### [Request]
Scan the lines below; pull out those with "this".

>> Start

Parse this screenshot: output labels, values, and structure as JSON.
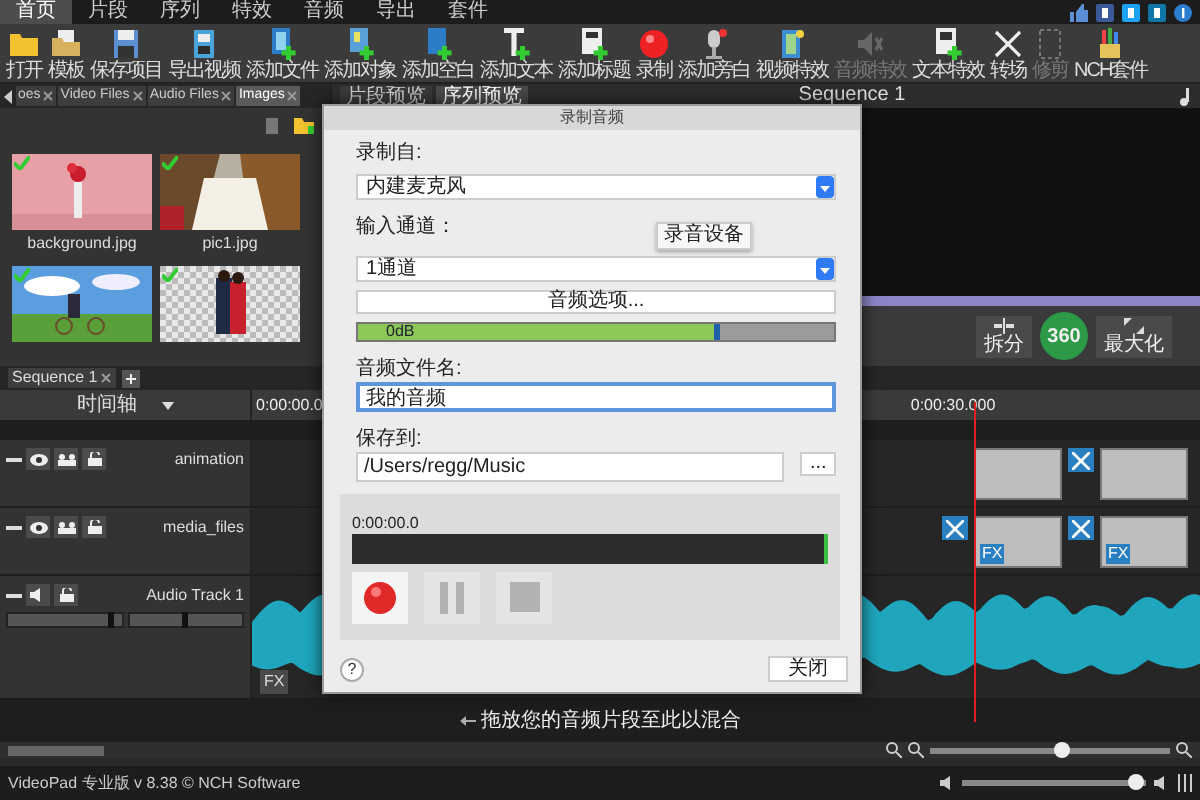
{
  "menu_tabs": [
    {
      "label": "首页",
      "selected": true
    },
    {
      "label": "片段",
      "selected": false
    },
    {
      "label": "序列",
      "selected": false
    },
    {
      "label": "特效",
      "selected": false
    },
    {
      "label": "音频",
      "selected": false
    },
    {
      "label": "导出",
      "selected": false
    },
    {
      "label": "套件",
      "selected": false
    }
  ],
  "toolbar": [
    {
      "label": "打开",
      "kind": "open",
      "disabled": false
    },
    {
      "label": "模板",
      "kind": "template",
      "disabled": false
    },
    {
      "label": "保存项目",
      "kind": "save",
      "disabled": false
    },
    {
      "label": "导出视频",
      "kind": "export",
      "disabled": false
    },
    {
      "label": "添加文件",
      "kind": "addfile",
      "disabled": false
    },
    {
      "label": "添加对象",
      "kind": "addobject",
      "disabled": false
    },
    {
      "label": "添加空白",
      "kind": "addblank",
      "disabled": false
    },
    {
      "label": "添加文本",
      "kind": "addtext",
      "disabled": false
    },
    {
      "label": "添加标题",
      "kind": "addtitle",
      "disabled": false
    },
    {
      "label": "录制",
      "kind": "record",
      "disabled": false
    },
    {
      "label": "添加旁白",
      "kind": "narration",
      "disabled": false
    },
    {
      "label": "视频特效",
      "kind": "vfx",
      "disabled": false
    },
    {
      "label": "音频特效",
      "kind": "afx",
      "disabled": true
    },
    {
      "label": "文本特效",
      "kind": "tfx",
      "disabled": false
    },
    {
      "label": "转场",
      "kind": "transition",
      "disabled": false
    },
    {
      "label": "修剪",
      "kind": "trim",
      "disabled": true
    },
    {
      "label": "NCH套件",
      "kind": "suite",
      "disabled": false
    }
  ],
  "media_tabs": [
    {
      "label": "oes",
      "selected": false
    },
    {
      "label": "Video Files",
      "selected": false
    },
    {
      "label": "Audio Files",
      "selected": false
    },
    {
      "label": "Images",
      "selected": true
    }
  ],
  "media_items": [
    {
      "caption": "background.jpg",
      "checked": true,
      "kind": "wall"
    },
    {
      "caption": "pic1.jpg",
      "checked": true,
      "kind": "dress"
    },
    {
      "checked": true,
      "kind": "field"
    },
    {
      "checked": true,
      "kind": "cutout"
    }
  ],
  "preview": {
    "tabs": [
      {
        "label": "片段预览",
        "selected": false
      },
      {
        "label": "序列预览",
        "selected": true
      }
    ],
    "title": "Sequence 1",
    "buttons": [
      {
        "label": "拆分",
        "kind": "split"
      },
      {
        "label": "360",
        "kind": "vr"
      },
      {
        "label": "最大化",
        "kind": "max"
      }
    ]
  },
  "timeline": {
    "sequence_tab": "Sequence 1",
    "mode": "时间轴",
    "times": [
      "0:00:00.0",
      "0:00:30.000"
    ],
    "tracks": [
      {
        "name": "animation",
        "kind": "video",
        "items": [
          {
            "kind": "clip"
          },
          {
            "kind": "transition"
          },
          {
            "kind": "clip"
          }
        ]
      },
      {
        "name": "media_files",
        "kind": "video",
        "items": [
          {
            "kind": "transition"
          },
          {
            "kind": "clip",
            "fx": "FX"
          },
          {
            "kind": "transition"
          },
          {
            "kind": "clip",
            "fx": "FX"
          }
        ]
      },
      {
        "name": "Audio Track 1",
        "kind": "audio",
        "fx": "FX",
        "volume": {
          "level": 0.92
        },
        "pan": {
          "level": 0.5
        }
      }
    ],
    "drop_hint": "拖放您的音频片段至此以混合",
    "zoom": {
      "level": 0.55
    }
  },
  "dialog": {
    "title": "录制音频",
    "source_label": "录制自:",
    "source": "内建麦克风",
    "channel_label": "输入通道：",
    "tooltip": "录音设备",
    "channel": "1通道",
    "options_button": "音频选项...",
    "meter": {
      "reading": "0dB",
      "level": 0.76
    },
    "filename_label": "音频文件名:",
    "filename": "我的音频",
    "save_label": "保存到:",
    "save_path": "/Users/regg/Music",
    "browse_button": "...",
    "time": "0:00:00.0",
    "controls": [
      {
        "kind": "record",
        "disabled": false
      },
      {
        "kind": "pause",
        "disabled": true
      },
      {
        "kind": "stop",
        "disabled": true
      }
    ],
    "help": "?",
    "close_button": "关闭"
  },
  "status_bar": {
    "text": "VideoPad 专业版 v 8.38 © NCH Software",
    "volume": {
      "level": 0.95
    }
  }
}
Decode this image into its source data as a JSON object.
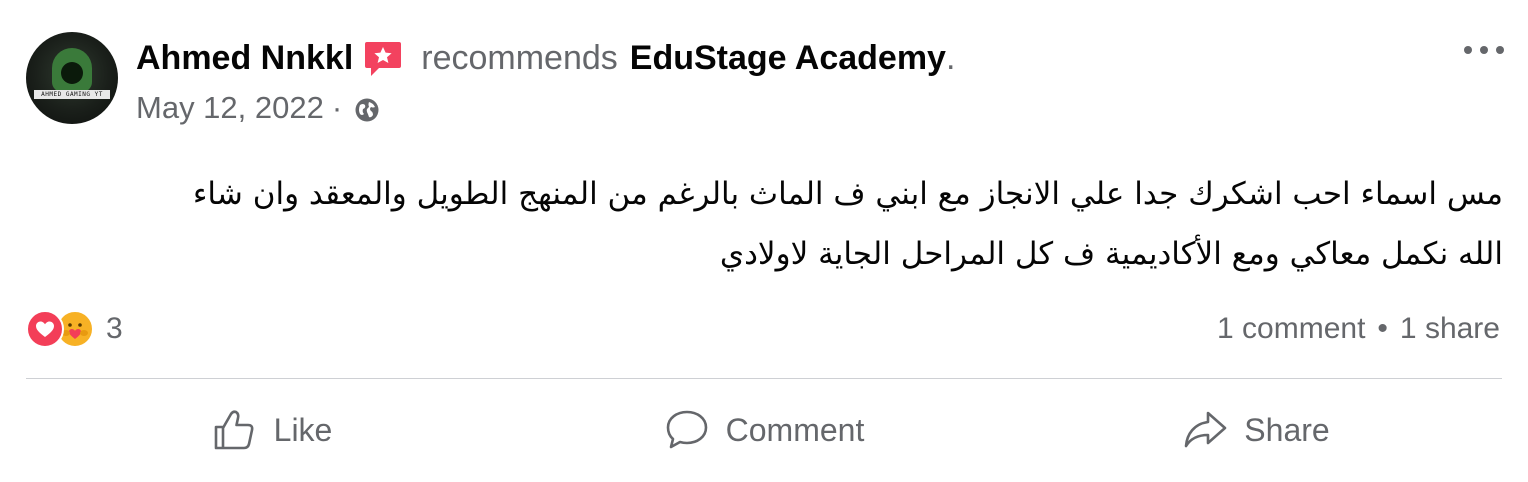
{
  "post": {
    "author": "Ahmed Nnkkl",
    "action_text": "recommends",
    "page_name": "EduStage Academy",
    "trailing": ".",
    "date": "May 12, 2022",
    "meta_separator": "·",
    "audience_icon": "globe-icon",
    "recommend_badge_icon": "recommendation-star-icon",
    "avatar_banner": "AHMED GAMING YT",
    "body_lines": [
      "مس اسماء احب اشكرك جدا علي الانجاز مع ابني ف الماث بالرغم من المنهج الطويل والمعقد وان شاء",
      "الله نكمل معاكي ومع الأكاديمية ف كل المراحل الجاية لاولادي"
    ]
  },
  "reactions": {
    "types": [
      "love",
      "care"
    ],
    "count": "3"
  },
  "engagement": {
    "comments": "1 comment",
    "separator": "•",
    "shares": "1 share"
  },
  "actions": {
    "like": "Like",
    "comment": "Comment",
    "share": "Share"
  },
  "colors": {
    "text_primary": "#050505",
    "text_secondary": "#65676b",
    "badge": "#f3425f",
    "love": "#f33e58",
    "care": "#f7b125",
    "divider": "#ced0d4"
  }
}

>> End

### [Exercise result]
Parse this screenshot: output labels, values, and structure as JSON.
Decode this image into its source data as a JSON object.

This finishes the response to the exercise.